Saved data entries:
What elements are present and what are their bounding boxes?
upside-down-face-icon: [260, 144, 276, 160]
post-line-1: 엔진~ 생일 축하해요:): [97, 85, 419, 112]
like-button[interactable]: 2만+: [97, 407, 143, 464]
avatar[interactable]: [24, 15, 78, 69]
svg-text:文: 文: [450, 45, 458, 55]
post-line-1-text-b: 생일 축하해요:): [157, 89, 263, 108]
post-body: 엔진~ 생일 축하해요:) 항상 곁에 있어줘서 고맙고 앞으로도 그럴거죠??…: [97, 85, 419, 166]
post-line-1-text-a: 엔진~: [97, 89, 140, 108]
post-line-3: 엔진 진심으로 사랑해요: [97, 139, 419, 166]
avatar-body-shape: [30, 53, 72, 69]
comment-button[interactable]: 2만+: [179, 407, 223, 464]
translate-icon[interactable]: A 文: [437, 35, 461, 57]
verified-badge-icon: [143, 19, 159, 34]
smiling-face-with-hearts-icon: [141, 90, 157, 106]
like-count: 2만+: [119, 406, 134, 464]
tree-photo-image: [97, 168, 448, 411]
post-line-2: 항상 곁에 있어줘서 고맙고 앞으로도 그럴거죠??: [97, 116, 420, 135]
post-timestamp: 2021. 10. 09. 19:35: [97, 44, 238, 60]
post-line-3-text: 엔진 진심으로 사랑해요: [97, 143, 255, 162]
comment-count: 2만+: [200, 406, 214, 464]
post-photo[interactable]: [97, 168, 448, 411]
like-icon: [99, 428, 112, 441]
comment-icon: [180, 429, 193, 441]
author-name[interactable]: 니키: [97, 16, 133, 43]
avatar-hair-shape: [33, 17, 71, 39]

To be done: Can you output the rows as a JSON list of strings, one string per row and no blank rows, starting at the first row and ending at the row containing "post-photo[interactable]: [97, 168, 448, 411]", with both of those rows included?

Solution below:
[
  "What elements are present and what are their bounding boxes?",
  "upside-down-face-icon: [260, 144, 276, 160]",
  "post-line-1: 엔진~ 생일 축하해요:): [97, 85, 419, 112]",
  "like-button[interactable]: 2만+: [97, 407, 143, 464]",
  "avatar[interactable]: [24, 15, 78, 69]",
  "svg-text:文: 文: [450, 45, 458, 55]",
  "post-line-1-text-b: 생일 축하해요:): [157, 89, 263, 108]",
  "post-body: 엔진~ 생일 축하해요:) 항상 곁에 있어줘서 고맙고 앞으로도 그럴거죠??…: [97, 85, 419, 166]",
  "post-line-1-text-a: 엔진~: [97, 89, 140, 108]",
  "post-line-3: 엔진 진심으로 사랑해요: [97, 139, 419, 166]",
  "avatar-body-shape: [30, 53, 72, 69]",
  "comment-button[interactable]: 2만+: [179, 407, 223, 464]",
  "translate-icon[interactable]: A 文: [437, 35, 461, 57]",
  "verified-badge-icon: [143, 19, 159, 34]",
  "smiling-face-with-hearts-icon: [141, 90, 157, 106]",
  "like-count: 2만+: [119, 406, 134, 464]",
  "tree-photo-image: [97, 168, 448, 411]",
  "post-line-2: 항상 곁에 있어줘서 고맙고 앞으로도 그럴거죠??: [97, 116, 420, 135]",
  "post-timestamp: 2021. 10. 09. 19:35: [97, 44, 238, 60]",
  "post-line-3-text: 엔진 진심으로 사랑해요: [97, 143, 255, 162]",
  "comment-count: 2만+: [200, 406, 214, 464]",
  "post-photo[interactable]: [97, 168, 448, 411]"
]